▶ _Exercise task_
Please rewrite all of the data below as a Markdown table with two columns, Row and Data line, giving each line a row number and leaving out any blank lines.

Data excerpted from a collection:
"""

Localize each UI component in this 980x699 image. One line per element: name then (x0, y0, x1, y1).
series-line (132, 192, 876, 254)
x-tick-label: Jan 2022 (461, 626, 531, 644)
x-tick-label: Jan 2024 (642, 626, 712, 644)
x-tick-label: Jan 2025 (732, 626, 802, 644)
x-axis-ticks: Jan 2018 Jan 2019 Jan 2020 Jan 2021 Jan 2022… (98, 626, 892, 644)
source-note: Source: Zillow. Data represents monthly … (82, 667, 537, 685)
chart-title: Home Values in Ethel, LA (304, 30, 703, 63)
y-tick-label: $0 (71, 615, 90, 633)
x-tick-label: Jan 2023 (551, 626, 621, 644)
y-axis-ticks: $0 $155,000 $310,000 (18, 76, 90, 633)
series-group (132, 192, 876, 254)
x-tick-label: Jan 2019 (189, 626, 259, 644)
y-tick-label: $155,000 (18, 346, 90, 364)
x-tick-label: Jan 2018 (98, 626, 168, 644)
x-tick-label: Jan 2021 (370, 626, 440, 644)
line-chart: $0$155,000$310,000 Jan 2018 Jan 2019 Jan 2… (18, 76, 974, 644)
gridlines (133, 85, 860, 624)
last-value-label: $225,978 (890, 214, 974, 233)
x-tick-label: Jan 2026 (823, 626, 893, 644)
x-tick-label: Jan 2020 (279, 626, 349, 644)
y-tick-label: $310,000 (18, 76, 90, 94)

"""

▶ _Output for this task_
| Row | Data line |
|---|---|
| 1 | Localize each UI component in this 980x699 image. One line per element: name then (x0, y0, x1, y1). |
| 2 | series-line (132, 192, 876, 254) |
| 3 | x-tick-label: Jan 2022 (461, 626, 531, 644) |
| 4 | x-tick-label: Jan 2024 (642, 626, 712, 644) |
| 5 | x-tick-label: Jan 2025 (732, 626, 802, 644) |
| 6 | x-axis-ticks: Jan 2018 Jan 2019 Jan 2020 Jan 2021 Jan 2022… (98, 626, 892, 644) |
| 7 | source-note: Source: Zillow. Data represents monthly … (82, 667, 537, 685) |
| 8 | chart-title: Home Values in Ethel, LA (304, 30, 703, 63) |
| 9 | y-tick-label: $0 (71, 615, 90, 633) |
| 10 | x-tick-label: Jan 2023 (551, 626, 621, 644) |
| 11 | y-axis-ticks: $0 $155,000 $310,000 (18, 76, 90, 633) |
| 12 | series-group (132, 192, 876, 254) |
| 13 | x-tick-label: Jan 2019 (189, 626, 259, 644) |
| 14 | y-tick-label: $155,000 (18, 346, 90, 364) |
| 15 | x-tick-label: Jan 2018 (98, 626, 168, 644) |
| 16 | x-tick-label: Jan 2021 (370, 626, 440, 644) |
| 17 | line-chart: $0$155,000$310,000 Jan 2018 Jan 2019 Jan 2… (18, 76, 974, 644) |
| 18 | gridlines (133, 85, 860, 624) |
| 19 | last-value-label: $225,978 (890, 214, 974, 233) |
| 20 | x-tick-label: Jan 2026 (823, 626, 893, 644) |
| 21 | x-tick-label: Jan 2020 (279, 626, 349, 644) |
| 22 | y-tick-label: $310,000 (18, 76, 90, 94) |